» Task to carry out
Locate all lines in the data below that hold "screenshot" and show them.
#####
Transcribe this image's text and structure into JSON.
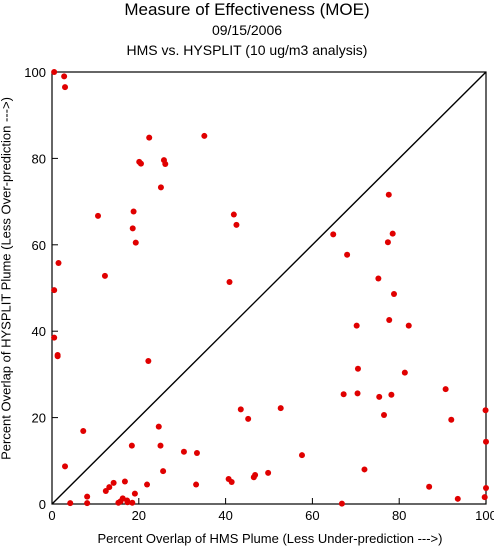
{
  "header": {
    "title": "Measure of Effectiveness (MOE)",
    "date": "09/15/2006",
    "subtitle": "HMS vs. HYSPLIT  (10 ug/m3 analysis)"
  },
  "chart_data": {
    "type": "scatter",
    "xlabel": "Percent Overlap of HMS Plume (Less Under-prediction --->)",
    "ylabel": "Percent Overlap of HYSPLIT Plume (Less Over-prediction --->)",
    "xlim": [
      0,
      100
    ],
    "ylim": [
      0,
      100
    ],
    "xticks": [
      "0",
      "20",
      "40",
      "60",
      "80",
      "100"
    ],
    "yticks": [
      "0",
      "20",
      "40",
      "60",
      "80",
      "100"
    ],
    "reference_line": "y = x",
    "point_color": "#e00000",
    "points": [
      [
        0.5,
        100
      ],
      [
        2.8,
        99
      ],
      [
        3,
        96.5
      ],
      [
        0.5,
        49.5
      ],
      [
        0.5,
        38.5
      ],
      [
        1.3,
        34.5
      ],
      [
        1.3,
        34.2
      ],
      [
        1.5,
        55.8
      ],
      [
        3,
        8.7
      ],
      [
        4.2,
        0.2
      ],
      [
        7.2,
        16.9
      ],
      [
        8.1,
        0.2
      ],
      [
        8.1,
        1.7
      ],
      [
        10.6,
        66.7
      ],
      [
        12.2,
        52.8
      ],
      [
        12.4,
        3
      ],
      [
        13.2,
        3.9
      ],
      [
        14.2,
        4.9
      ],
      [
        15.3,
        0.3
      ],
      [
        15.8,
        0.6
      ],
      [
        16.3,
        1.3
      ],
      [
        16.8,
        5.2
      ],
      [
        17.3,
        0.8
      ],
      [
        17.4,
        0.4
      ],
      [
        18.4,
        13.5
      ],
      [
        18.5,
        0.3
      ],
      [
        18.6,
        63.8
      ],
      [
        18.8,
        67.7
      ],
      [
        19.1,
        2.4
      ],
      [
        19.3,
        60.5
      ],
      [
        20.1,
        79.2
      ],
      [
        20.5,
        78.8
      ],
      [
        21.9,
        4.5
      ],
      [
        22.2,
        33.1
      ],
      [
        22.4,
        84.8
      ],
      [
        24.6,
        17.9
      ],
      [
        25,
        13.5
      ],
      [
        25.1,
        73.3
      ],
      [
        25.6,
        7.6
      ],
      [
        25.8,
        79.6
      ],
      [
        26.1,
        78.7
      ],
      [
        30.4,
        12.1
      ],
      [
        33.2,
        4.5
      ],
      [
        33.4,
        11.8
      ],
      [
        35.1,
        85.2
      ],
      [
        40.7,
        5.8
      ],
      [
        40.9,
        51.4
      ],
      [
        41.4,
        5.1
      ],
      [
        41.9,
        67
      ],
      [
        42.5,
        64.6
      ],
      [
        43.5,
        21.9
      ],
      [
        45.2,
        19.7
      ],
      [
        46.5,
        6.2
      ],
      [
        46.8,
        6.7
      ],
      [
        49.8,
        7.2
      ],
      [
        52.7,
        22.2
      ],
      [
        57.6,
        11.3
      ],
      [
        64.8,
        62.4
      ],
      [
        66.8,
        0.1
      ],
      [
        67.2,
        25.4
      ],
      [
        68,
        57.7
      ],
      [
        70.2,
        41.3
      ],
      [
        70.4,
        25.6
      ],
      [
        70.5,
        31.3
      ],
      [
        72,
        8
      ],
      [
        75.2,
        52.2
      ],
      [
        75.4,
        24.8
      ],
      [
        76.5,
        20.6
      ],
      [
        77.4,
        60.6
      ],
      [
        77.6,
        71.6
      ],
      [
        77.7,
        42.6
      ],
      [
        78.2,
        25.3
      ],
      [
        78.5,
        62.6
      ],
      [
        78.8,
        48.6
      ],
      [
        81.3,
        30.4
      ],
      [
        82.2,
        41.3
      ],
      [
        86.9,
        4
      ],
      [
        90.7,
        26.6
      ],
      [
        92,
        19.5
      ],
      [
        93.5,
        1.2
      ],
      [
        99.7,
        1.6
      ],
      [
        99.9,
        21.7
      ],
      [
        100,
        3.7
      ],
      [
        100,
        14.4
      ]
    ]
  }
}
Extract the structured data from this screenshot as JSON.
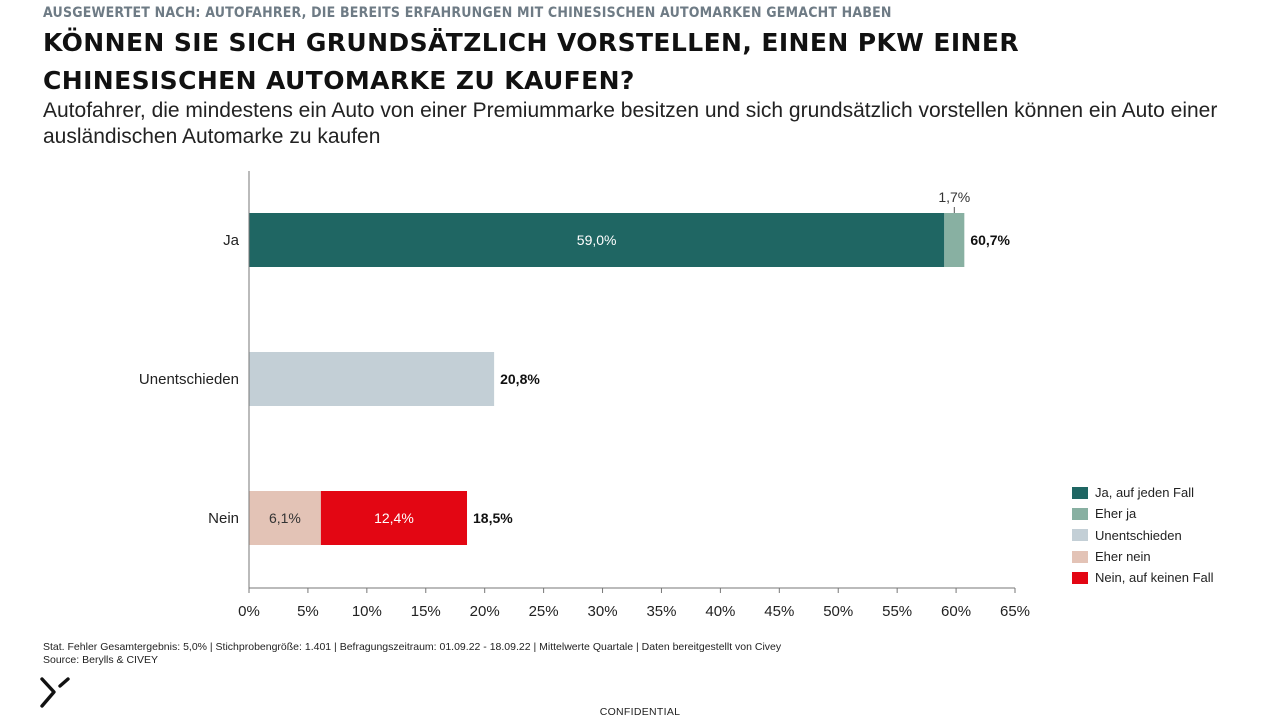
{
  "header": {
    "kicker": "AUSGEWERTET NACH: AUTOFAHRER, DIE BEREITS ERFAHRUNGEN MIT CHINESISCHEN AUTOMARKEN GEMACHT HABEN",
    "title": "KÖNNEN SIE SICH GRUNDSÄTZLICH VORSTELLEN, EINEN PKW EINER CHINESISCHEN AUTOMARKE ZU KAUFEN?",
    "subtitle": "Autofahrer, die mindestens ein Auto von einer Premiummarke besitzen und sich grundsätzlich vorstellen können ein Auto einer ausländischen Automarke zu kaufen"
  },
  "chart_data": {
    "type": "bar",
    "orientation": "horizontal",
    "stacked": true,
    "categories": [
      "Ja",
      "Unentschieden",
      "Nein"
    ],
    "series": [
      {
        "name": "Ja, auf jeden Fall",
        "color": "#1f6663",
        "values": [
          59.0,
          0,
          0
        ],
        "labels": [
          "59,0%",
          "",
          ""
        ],
        "label_color": "#ffffff"
      },
      {
        "name": "Eher ja",
        "color": "#88b0a2",
        "values": [
          1.7,
          0,
          0
        ],
        "labels": [
          "1,7%",
          "",
          ""
        ],
        "label_color": "#333333"
      },
      {
        "name": "Unentschieden",
        "color": "#c3cfd6",
        "values": [
          0,
          20.8,
          0
        ],
        "labels": [
          "",
          "",
          ""
        ],
        "label_color": "#333333"
      },
      {
        "name": "Eher nein",
        "color": "#e3c3b6",
        "values": [
          0,
          0,
          6.1
        ],
        "labels": [
          "",
          "",
          "6,1%"
        ],
        "label_color": "#333333"
      },
      {
        "name": "Nein, auf keinen Fall",
        "color": "#e30613",
        "values": [
          0,
          0,
          12.4
        ],
        "labels": [
          "",
          "",
          "12,4%"
        ],
        "label_color": "#ffffff"
      }
    ],
    "totals": [
      "60,7%",
      "20,8%",
      "18,5%"
    ],
    "xlim": [
      0,
      65
    ],
    "xticks": [
      0,
      5,
      10,
      15,
      20,
      25,
      30,
      35,
      40,
      45,
      50,
      55,
      60,
      65
    ],
    "xtick_labels": [
      "0%",
      "5%",
      "10%",
      "15%",
      "20%",
      "25%",
      "30%",
      "35%",
      "40%",
      "45%",
      "50%",
      "55%",
      "60%",
      "65%"
    ],
    "grid": false,
    "legend": "right"
  },
  "footer": {
    "note": "Stat. Fehler Gesamtergebnis: 5,0% | Stichprobengröße: 1.401 | Befragungszeitraum: 01.09.22 - 18.09.22 | Mittelwerte Quartale | Daten bereitgestellt von Civey",
    "source": "Source: Berylls & CIVEY",
    "confidential": "CONFIDENTIAL"
  },
  "icons": {
    "logo": "berylls-logo"
  }
}
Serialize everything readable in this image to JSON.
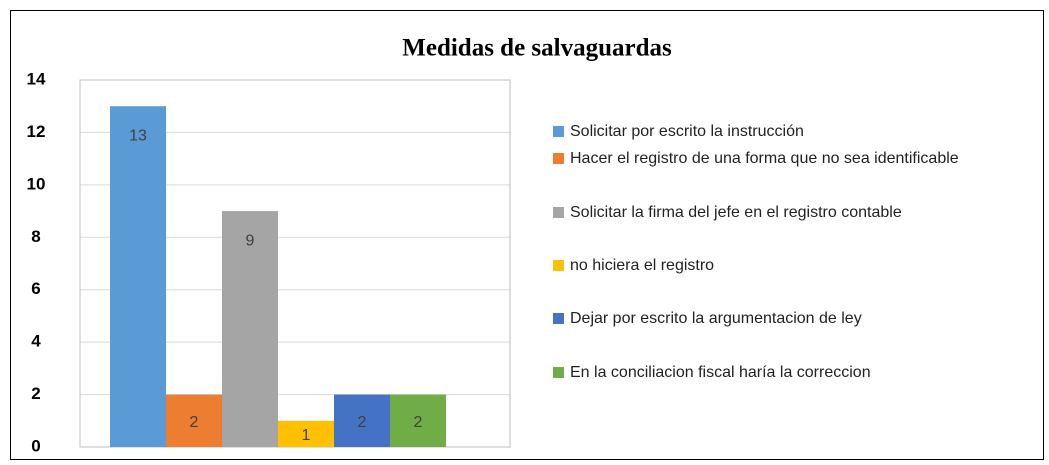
{
  "chart_data": {
    "type": "bar",
    "title": "Medidas de salvaguardas",
    "categories": [
      null
    ],
    "series": [
      {
        "name": "Solicitar por escrito la instrucción",
        "color": "#5b9bd5",
        "values": [
          13
        ]
      },
      {
        "name": "Hacer el registro de una forma que no sea identificable",
        "color": "#ed7d31",
        "values": [
          2
        ]
      },
      {
        "name": "Solicitar la firma del jefe en el registro contable",
        "color": "#a5a5a5",
        "values": [
          9
        ]
      },
      {
        "name": "no hiciera el registro",
        "color": "#ffc000",
        "values": [
          1
        ]
      },
      {
        "name": "Dejar por escrito la argumentacion de ley",
        "color": "#4472c4",
        "values": [
          2
        ]
      },
      {
        "name": "En la conciliacion fiscal haría la correccion",
        "color": "#70ad47",
        "values": [
          2
        ]
      }
    ],
    "ylim": [
      0,
      14
    ],
    "yticks": [
      0,
      2,
      4,
      6,
      8,
      10,
      12,
      14
    ],
    "grid": true,
    "legend": "right"
  }
}
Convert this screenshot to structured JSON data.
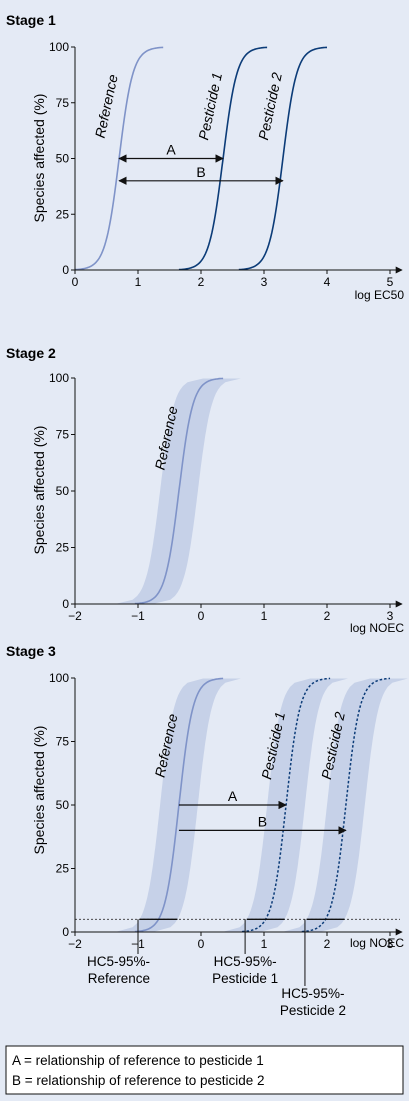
#####
» Final answer
Extract the structured data from this screenshot as JSON.
Convert this screenshot to structured JSON data.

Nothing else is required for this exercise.